**GIVEN RECORDS**
========================================
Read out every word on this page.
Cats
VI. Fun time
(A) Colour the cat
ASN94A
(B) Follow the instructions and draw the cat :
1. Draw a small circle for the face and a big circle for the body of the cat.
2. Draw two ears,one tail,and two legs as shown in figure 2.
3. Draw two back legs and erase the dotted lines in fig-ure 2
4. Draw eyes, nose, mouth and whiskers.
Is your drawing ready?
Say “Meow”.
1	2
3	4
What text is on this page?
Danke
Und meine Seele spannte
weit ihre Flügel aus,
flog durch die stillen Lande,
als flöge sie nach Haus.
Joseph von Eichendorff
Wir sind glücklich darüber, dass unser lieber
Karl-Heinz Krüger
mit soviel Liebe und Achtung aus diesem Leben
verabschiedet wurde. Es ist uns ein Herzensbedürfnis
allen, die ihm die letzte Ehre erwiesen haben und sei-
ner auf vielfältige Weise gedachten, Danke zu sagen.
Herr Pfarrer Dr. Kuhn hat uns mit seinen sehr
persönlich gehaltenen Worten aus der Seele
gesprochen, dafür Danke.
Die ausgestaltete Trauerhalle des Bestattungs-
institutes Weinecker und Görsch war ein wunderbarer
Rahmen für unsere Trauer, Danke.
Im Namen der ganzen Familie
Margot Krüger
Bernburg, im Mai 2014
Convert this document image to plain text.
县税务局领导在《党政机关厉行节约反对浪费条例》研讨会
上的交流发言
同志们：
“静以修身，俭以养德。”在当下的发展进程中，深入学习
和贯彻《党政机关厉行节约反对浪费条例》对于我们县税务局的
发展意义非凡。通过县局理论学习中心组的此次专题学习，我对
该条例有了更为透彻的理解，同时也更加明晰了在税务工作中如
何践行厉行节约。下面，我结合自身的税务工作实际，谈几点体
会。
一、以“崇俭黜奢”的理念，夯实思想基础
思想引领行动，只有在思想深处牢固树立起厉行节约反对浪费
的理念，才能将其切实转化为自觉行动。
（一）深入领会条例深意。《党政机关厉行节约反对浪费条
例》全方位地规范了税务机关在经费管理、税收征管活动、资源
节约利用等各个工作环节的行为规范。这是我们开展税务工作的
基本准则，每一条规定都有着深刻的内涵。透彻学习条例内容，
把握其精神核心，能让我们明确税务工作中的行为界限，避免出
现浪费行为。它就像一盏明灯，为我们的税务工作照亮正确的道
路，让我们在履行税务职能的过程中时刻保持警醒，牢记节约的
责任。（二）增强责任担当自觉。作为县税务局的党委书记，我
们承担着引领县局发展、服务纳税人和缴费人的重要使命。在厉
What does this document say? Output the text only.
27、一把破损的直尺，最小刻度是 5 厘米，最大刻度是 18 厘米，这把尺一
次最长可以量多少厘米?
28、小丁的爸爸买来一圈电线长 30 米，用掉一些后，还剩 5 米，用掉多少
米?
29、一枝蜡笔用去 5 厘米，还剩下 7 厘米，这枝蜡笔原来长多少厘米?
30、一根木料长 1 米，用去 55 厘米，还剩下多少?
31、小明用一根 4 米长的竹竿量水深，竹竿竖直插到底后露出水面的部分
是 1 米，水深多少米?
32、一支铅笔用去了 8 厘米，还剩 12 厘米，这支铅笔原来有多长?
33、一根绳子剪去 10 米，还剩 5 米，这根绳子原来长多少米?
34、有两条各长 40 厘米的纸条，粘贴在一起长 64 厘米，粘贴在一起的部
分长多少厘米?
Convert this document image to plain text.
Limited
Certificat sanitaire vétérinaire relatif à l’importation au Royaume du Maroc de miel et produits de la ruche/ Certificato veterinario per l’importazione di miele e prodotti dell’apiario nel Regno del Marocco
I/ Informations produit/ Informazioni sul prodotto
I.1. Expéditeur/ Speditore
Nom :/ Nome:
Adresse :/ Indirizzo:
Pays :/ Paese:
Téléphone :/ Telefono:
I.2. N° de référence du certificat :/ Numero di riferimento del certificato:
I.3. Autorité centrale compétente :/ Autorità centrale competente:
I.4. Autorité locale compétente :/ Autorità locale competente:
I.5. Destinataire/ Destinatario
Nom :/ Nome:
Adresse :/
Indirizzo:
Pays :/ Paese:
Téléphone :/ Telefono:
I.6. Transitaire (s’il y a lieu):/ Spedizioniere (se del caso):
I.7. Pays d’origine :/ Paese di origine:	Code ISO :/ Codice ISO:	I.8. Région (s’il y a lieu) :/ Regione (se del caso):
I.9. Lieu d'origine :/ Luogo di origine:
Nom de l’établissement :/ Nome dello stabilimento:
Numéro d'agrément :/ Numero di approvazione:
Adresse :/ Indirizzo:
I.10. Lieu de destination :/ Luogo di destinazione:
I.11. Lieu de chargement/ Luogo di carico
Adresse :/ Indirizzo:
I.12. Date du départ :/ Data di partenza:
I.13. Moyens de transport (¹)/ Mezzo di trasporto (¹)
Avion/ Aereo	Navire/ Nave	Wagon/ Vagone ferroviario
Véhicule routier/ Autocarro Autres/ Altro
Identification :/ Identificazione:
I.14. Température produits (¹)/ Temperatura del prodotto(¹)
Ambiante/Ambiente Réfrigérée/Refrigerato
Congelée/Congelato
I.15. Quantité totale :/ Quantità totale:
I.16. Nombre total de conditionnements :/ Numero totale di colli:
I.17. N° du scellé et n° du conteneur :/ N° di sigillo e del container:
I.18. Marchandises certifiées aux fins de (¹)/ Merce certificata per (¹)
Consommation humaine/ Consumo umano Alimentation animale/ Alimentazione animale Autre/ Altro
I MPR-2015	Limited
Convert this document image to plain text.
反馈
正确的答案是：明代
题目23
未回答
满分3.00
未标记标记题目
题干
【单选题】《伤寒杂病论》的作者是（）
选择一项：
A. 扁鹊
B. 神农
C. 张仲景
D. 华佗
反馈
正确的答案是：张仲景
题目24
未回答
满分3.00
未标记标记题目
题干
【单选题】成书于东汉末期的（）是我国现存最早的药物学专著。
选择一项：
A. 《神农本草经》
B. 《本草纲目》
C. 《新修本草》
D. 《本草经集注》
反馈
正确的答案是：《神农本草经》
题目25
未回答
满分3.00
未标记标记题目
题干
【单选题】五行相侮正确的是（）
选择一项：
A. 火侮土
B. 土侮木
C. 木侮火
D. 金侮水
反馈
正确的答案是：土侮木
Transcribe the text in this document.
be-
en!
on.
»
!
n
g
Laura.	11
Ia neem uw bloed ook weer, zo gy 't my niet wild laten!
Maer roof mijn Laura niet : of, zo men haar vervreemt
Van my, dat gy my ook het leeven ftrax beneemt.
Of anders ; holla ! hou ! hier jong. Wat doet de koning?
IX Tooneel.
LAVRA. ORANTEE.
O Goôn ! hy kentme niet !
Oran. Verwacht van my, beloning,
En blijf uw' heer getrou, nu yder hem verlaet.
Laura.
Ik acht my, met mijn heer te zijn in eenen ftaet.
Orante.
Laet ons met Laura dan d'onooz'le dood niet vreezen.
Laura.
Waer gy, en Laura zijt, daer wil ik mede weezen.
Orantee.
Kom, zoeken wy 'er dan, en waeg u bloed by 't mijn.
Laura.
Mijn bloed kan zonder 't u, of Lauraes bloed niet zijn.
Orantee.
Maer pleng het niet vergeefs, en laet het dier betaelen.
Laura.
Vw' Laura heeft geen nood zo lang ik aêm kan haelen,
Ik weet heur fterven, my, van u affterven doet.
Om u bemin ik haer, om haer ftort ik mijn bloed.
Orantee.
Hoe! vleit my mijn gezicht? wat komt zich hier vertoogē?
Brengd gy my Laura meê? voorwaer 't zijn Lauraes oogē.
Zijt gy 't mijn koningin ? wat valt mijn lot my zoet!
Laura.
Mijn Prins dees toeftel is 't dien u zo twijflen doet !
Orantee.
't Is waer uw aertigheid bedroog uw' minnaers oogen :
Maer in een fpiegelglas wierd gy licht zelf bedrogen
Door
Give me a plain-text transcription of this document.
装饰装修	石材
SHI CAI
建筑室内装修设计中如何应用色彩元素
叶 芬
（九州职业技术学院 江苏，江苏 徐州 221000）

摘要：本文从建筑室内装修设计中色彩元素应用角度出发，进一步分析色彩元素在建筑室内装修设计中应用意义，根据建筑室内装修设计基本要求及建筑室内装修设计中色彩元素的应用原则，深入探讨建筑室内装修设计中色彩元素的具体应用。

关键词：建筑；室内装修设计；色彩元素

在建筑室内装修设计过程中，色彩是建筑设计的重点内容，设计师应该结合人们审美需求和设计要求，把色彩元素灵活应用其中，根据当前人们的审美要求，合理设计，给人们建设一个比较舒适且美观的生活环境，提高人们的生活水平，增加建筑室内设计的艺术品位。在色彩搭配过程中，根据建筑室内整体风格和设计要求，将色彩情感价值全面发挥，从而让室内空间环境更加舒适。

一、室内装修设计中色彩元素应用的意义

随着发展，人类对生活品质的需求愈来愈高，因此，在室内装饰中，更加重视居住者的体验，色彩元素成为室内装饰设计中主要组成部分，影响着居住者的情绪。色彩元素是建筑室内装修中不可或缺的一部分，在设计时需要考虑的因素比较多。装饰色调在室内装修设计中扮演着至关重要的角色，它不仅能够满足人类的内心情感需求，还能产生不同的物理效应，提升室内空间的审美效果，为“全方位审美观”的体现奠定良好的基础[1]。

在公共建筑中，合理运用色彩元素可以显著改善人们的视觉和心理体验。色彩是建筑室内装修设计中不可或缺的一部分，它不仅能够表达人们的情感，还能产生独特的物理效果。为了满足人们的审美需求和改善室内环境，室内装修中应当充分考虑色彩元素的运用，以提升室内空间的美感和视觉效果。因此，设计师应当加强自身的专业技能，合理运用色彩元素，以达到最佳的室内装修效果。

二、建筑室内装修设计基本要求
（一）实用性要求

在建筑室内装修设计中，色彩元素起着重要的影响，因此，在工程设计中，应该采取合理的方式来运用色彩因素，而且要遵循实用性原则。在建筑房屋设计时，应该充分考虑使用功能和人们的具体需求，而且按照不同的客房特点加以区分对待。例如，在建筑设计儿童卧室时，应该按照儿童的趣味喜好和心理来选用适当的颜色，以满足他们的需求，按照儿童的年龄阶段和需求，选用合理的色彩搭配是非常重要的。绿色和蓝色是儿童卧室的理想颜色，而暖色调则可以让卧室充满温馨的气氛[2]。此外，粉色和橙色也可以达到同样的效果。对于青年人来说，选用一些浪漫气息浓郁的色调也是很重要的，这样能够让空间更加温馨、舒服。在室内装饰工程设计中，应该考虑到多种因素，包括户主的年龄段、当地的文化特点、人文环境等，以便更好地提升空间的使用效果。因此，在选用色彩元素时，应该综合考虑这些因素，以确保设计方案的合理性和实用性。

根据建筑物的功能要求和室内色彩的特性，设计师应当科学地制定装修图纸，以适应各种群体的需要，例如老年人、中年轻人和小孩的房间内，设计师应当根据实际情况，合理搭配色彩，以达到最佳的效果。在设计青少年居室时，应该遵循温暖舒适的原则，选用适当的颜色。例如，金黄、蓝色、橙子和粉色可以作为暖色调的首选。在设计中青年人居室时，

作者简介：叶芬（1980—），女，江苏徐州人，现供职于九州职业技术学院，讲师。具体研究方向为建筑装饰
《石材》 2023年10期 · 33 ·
========================================
**WRITTEN INSTRUCTION**
Return the lines of the records that include the string "Autorité".

**TASK SOLUTION**
I.3. Autorité centrale compétente :/ Autorità centrale competente:
I.4. Autorité locale compétente :/ Autorità locale competente:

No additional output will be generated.